● Data entries for graphics

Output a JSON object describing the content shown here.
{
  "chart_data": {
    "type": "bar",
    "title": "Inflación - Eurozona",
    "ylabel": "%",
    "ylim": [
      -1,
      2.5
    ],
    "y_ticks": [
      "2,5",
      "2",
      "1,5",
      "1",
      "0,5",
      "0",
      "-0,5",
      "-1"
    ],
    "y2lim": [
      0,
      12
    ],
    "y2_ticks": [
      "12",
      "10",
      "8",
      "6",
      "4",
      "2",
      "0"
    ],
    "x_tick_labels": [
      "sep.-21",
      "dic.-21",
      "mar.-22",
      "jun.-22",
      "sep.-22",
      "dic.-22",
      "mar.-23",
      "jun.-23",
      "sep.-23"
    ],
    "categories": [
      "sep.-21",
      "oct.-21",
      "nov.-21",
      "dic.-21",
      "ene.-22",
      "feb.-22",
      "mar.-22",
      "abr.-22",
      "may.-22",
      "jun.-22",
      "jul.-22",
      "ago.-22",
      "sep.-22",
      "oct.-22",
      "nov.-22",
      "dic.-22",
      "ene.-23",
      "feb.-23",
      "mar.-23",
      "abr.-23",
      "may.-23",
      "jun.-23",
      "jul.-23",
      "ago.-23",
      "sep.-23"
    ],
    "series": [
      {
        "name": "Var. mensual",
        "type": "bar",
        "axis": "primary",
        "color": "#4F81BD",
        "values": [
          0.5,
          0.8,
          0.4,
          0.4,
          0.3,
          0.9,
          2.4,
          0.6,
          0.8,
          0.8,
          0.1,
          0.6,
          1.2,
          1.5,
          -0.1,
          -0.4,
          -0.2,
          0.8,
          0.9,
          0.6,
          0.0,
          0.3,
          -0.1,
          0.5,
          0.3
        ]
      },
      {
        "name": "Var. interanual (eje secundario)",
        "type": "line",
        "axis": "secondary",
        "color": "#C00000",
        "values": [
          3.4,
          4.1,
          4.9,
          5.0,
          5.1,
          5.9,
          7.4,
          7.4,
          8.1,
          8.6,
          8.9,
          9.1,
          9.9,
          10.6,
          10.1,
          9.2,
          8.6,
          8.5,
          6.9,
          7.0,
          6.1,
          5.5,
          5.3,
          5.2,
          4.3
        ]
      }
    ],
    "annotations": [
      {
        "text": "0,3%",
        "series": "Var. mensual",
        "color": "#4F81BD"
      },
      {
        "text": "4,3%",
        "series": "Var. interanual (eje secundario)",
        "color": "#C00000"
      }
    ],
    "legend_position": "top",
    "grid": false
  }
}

--

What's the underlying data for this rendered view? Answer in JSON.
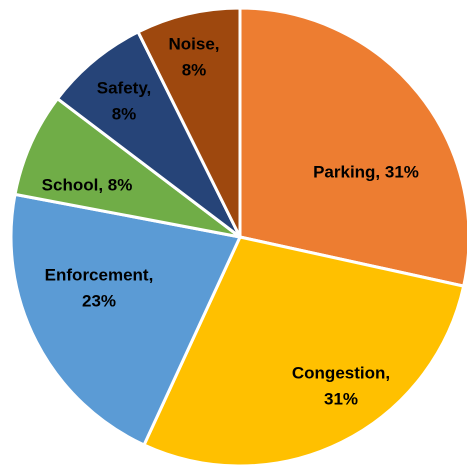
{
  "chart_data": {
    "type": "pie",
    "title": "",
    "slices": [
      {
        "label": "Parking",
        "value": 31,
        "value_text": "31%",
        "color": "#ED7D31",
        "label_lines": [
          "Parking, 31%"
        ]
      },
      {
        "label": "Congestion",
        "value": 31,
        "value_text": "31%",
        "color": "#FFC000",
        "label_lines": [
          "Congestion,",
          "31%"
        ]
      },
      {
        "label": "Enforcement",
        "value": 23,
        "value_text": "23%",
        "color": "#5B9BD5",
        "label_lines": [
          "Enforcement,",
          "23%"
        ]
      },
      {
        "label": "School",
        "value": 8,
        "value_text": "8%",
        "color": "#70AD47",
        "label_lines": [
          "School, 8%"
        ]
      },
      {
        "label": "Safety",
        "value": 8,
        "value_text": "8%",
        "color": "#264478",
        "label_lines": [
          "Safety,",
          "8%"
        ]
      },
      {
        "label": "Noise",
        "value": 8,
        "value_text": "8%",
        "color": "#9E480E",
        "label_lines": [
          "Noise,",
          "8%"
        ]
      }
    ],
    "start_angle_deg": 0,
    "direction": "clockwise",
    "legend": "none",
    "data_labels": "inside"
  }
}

---

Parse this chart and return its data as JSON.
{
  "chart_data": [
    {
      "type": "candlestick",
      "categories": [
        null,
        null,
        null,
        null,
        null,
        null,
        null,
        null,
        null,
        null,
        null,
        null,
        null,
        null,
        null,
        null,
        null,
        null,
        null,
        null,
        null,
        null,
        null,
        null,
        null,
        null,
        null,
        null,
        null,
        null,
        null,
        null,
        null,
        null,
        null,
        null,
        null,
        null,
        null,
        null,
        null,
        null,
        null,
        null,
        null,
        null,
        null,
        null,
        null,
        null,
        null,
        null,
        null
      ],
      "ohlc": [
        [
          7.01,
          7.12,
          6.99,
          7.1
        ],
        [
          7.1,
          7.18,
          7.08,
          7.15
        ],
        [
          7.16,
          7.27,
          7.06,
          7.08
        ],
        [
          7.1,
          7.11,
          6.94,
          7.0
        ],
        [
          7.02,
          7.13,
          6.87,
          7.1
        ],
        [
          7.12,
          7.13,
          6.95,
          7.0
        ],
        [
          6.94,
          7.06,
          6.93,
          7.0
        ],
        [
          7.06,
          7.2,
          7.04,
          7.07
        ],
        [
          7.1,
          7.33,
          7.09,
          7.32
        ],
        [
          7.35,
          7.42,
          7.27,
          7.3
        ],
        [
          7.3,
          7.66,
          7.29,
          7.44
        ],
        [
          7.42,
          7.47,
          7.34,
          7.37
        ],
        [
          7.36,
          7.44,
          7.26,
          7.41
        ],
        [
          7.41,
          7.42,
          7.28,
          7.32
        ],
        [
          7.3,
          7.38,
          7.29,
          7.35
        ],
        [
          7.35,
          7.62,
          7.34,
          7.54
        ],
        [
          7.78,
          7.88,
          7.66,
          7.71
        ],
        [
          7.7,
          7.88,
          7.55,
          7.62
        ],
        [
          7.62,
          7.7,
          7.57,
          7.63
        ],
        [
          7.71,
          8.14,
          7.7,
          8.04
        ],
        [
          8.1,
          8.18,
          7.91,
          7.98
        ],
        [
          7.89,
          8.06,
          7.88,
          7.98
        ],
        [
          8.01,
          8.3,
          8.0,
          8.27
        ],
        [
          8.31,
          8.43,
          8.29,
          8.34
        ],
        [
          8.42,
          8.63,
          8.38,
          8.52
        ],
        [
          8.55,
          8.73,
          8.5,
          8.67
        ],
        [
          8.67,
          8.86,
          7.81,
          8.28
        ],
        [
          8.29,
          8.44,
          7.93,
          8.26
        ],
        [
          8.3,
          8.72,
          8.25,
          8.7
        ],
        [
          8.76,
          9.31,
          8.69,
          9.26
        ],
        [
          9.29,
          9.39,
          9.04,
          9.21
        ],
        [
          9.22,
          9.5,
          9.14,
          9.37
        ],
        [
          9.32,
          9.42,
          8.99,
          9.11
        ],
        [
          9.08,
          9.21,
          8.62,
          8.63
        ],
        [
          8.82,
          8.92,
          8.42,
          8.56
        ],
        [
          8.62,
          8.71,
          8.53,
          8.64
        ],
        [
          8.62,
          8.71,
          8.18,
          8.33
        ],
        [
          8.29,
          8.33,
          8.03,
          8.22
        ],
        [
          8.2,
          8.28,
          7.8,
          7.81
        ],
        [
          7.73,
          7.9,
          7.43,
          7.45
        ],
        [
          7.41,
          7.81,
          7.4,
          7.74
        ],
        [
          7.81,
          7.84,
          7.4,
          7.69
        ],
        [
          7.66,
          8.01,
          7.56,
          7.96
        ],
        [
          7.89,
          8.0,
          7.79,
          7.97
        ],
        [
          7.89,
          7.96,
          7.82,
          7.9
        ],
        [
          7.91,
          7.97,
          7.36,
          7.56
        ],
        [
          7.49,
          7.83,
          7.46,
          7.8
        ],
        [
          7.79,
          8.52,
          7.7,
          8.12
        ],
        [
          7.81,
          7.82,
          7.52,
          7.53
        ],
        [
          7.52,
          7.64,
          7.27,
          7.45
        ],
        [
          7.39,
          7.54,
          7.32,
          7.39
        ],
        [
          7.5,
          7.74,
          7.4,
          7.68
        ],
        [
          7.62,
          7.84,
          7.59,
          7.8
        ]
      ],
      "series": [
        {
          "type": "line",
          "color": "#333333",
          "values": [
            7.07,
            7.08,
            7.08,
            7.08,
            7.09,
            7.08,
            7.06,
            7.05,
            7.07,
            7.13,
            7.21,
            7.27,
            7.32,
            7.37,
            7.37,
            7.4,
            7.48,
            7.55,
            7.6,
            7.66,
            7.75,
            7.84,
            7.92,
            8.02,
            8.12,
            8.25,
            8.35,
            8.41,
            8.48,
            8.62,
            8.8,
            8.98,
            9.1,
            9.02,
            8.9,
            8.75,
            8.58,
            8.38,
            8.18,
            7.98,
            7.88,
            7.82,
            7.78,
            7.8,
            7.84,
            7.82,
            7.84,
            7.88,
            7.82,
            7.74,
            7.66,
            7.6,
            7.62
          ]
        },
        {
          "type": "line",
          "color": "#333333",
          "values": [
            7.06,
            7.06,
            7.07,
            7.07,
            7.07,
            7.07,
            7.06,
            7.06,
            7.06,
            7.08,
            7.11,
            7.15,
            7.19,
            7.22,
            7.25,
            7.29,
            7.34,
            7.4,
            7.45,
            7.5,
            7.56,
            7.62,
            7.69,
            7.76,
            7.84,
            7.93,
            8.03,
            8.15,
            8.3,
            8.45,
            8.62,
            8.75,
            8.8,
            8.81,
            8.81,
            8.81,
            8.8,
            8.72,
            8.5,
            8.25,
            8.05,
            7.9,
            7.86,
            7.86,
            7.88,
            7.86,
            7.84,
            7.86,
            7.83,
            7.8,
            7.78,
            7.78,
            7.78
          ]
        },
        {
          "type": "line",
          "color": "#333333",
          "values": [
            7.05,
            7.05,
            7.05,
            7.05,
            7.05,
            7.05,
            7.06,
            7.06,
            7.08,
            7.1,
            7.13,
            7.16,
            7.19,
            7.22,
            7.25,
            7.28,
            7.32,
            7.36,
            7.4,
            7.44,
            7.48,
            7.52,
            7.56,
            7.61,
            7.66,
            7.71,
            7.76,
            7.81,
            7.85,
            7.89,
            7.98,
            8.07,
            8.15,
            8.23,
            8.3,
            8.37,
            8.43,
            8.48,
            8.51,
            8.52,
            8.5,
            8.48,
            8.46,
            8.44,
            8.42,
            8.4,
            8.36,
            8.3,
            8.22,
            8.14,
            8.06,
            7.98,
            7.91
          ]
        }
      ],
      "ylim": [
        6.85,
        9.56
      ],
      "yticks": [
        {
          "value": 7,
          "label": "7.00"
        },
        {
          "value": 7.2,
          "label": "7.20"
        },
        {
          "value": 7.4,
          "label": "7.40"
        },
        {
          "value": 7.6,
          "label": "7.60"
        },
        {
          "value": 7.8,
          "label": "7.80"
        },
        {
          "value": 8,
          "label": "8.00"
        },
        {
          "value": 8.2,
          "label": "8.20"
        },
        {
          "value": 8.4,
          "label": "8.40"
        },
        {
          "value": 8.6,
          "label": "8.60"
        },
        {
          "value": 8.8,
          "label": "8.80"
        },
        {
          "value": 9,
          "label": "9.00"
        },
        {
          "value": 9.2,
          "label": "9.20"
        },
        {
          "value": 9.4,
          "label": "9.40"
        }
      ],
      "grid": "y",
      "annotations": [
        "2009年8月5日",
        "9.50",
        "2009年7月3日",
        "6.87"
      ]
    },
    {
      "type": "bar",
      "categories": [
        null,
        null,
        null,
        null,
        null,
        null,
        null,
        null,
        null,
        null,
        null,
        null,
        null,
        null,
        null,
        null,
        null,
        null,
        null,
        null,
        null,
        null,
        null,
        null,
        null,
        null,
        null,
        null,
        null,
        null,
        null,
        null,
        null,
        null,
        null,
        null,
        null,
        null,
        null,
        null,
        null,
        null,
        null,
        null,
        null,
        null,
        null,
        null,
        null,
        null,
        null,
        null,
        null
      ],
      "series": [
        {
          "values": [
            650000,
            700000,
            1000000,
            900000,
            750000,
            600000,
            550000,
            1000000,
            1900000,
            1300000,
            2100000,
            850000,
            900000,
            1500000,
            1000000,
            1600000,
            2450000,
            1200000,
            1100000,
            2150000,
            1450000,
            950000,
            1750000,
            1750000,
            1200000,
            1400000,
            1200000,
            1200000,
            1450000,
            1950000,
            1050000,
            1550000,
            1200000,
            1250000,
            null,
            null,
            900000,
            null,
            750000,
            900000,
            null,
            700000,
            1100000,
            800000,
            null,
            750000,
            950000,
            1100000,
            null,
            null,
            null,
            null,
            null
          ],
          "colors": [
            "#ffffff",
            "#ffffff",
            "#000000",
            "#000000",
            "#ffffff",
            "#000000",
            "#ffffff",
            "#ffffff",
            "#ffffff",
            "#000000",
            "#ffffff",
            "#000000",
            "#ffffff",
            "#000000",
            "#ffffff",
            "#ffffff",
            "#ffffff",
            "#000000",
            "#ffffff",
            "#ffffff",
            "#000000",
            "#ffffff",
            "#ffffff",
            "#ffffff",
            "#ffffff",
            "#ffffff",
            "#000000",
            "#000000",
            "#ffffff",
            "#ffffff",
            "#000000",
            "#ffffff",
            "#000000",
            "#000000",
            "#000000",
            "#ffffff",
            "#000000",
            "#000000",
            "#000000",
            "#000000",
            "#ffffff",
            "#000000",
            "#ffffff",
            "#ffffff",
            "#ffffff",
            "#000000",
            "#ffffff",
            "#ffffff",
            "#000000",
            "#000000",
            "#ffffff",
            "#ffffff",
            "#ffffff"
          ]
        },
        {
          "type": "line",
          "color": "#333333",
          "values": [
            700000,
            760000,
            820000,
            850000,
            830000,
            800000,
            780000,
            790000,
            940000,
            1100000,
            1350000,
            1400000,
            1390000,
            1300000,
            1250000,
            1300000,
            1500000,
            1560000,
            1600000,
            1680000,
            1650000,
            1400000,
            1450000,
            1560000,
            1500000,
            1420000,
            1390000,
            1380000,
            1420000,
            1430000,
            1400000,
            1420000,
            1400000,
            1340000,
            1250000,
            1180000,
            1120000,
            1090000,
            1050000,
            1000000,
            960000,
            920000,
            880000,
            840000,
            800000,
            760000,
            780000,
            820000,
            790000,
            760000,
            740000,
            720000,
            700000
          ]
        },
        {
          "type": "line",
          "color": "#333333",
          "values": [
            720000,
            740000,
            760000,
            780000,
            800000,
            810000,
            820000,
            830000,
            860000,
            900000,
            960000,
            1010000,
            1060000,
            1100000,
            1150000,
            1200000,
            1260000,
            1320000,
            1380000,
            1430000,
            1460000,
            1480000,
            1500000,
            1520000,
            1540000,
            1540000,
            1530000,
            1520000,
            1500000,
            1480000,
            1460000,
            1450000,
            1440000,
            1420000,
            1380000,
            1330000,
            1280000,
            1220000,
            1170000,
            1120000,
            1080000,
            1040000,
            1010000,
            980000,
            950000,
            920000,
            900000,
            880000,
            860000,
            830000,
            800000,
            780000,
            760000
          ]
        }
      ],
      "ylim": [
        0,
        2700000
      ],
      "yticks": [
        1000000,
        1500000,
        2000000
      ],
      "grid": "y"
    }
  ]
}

● GIVEN TASK
Show the lines of the data that hold the word "this".

● SOLVED EXERCISE
What's the underlying data for this rendered view? Answer in JSON.
Parse this chart and return its data as JSON.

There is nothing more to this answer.